Explore the material>
(a) In the article about the stolen Churchill portrait, what counts did Wood plead guilty to? List every one.
(b) Please copy the part of the article about the stolen Churchill portrait from "Wood ordered a" up to and including "it was stolen.", word for word.

Excerpt>
____

The northern Ontario man accused of stealing an iconic portrait of former British Prime Minister Winston Churchill from Ottawa’s Chateau Laurier hotel has pleaded guilty.
Jeffrey Wood, 44, submitted his plea in an Ottawa courtroom Friday morning, more than three years after the photo disappeared from the hotel, and nearly one year since his arrest.
He pleaded guilty to three of six counts including theft over $5,000, trafficking in stolen property and knowingly committing forgery by making a false document.
According to the agreed statement of facts, Wood acted alone and planned the heist months in advance.
He began communicating with Sotheby’s auction house in London, England about auctioning the Roaring Lion print in the spring of 2021. He told Sotheby’s he acquired it from Yousuf Karsh’s estate, but that was false.
Wood ordered a fake copy of the portrait online and forged Karsch’s signature. Sotheby’s sold the portrait to a buyer in Italy, who did not know it was stolen.
Wood made a two-minute phone call to the Chateau Laurier on Dec. 24, 2021. Within days he stole the photo and replace it with a fake using duct tape.
In August 2022, a hotel worker noticed the frame was not hung properly and helped the hotel discover the portrait was fake. The hotel asked members of the public to share photos they’d taken at the hotel, which helped investigators narrow the timeline of the theft to be within a short period between late December 2021 and early January 2022.

Ottawa police pulled DNA from the duct tape, but found no matches in the national database.
Investigators, with the help of experts including those from Library and Archives Canada, deduced Karsh signed each of his portraits differently.
From there, they searched the internet to find similar portraits that were up for sale. Once determining it was sold to a man in Italy, investigators matched the signature of the forged copy with the original for a perfect match.
Police found Wood made a call to a storage facility on Dec. 27, 2022. They issued a search warrant and found a second Roaring Lion print he ordered online from the service RedBubble, as well as a toothbrush which matched Wood’s DNA from the duct tape.

____

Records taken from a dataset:
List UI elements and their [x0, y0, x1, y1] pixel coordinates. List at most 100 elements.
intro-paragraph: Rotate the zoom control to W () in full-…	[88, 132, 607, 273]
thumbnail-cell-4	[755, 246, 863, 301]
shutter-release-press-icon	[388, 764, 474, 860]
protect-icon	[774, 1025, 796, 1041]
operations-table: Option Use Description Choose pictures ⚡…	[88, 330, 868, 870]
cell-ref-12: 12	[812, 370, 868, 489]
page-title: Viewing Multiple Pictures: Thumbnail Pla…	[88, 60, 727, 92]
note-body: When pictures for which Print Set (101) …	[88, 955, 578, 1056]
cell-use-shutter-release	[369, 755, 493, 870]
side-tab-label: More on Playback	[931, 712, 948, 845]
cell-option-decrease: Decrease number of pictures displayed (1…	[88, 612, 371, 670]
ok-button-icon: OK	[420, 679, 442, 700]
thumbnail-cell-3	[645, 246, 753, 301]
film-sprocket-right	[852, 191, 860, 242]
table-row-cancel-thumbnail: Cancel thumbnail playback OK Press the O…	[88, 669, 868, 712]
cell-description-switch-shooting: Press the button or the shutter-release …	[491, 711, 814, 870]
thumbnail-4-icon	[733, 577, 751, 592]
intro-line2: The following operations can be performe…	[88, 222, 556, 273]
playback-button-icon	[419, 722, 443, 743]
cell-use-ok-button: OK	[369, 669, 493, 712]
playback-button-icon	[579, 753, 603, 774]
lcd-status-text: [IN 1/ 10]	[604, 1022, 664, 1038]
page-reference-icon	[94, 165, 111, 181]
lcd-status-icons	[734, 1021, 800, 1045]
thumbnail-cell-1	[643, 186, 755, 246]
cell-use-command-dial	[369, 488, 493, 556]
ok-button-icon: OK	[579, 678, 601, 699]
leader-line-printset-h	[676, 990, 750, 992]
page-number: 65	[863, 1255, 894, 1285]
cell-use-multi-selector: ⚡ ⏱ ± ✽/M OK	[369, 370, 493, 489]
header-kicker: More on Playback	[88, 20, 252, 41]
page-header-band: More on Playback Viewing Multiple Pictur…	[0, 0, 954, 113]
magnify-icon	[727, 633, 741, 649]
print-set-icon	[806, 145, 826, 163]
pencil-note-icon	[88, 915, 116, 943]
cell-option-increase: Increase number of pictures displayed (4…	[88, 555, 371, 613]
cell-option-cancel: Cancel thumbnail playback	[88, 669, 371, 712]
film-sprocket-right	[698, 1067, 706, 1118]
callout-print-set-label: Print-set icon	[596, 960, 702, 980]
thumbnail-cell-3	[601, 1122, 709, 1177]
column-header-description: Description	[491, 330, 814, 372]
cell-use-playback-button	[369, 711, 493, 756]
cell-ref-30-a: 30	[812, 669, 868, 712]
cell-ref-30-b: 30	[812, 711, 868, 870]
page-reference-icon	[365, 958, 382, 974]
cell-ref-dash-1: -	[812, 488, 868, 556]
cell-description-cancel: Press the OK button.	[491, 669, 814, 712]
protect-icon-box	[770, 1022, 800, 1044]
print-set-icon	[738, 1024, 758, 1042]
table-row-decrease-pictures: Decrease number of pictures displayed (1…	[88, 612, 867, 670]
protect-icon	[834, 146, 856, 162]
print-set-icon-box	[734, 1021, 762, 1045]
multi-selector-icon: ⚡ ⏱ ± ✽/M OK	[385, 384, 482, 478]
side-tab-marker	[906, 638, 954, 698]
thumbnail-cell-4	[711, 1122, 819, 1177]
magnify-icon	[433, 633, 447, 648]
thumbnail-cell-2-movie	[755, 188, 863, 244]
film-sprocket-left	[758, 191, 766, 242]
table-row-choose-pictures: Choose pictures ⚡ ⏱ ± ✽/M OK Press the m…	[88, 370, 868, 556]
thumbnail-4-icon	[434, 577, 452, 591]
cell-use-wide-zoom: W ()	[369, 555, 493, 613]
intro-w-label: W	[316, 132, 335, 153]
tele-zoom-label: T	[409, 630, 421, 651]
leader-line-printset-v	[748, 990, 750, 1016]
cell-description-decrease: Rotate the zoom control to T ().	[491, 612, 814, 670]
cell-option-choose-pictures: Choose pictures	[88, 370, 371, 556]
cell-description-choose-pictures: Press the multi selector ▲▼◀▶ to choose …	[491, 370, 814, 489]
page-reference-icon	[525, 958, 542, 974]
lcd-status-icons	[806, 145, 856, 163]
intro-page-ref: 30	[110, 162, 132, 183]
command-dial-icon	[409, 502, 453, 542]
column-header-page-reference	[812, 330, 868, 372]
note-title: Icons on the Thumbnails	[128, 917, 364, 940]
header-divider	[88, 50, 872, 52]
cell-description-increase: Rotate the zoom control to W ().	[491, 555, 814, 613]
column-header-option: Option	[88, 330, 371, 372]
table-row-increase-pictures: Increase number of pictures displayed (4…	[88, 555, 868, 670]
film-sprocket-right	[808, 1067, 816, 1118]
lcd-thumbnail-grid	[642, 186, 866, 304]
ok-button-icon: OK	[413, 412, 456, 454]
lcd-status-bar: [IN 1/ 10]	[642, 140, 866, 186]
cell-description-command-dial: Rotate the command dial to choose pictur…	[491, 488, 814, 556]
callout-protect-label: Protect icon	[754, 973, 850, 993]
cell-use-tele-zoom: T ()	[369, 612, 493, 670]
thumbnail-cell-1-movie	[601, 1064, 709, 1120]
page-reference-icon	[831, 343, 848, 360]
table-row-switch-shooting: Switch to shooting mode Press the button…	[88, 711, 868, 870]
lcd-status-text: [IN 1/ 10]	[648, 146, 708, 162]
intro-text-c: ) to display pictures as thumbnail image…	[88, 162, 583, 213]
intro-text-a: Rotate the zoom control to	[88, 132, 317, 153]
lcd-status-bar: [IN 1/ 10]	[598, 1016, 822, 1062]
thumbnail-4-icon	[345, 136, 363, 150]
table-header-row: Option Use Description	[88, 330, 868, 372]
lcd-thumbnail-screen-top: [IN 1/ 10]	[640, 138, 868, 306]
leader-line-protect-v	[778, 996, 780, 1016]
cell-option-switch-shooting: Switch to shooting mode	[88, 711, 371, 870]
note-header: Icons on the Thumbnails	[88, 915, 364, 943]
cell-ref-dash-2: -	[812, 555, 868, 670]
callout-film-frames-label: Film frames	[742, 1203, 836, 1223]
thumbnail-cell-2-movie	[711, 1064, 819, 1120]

____

Answers given>
(a)
- Theft over $5,000
- Trafficking in stolen property
- Knowingly committing forgery by making a false document

(b)
Wood ordered a fake copy of the portrait online and forged Karsch’s signature. Sotheby’s sold the portrait to a buyer in Italy, who did not know it was stolen.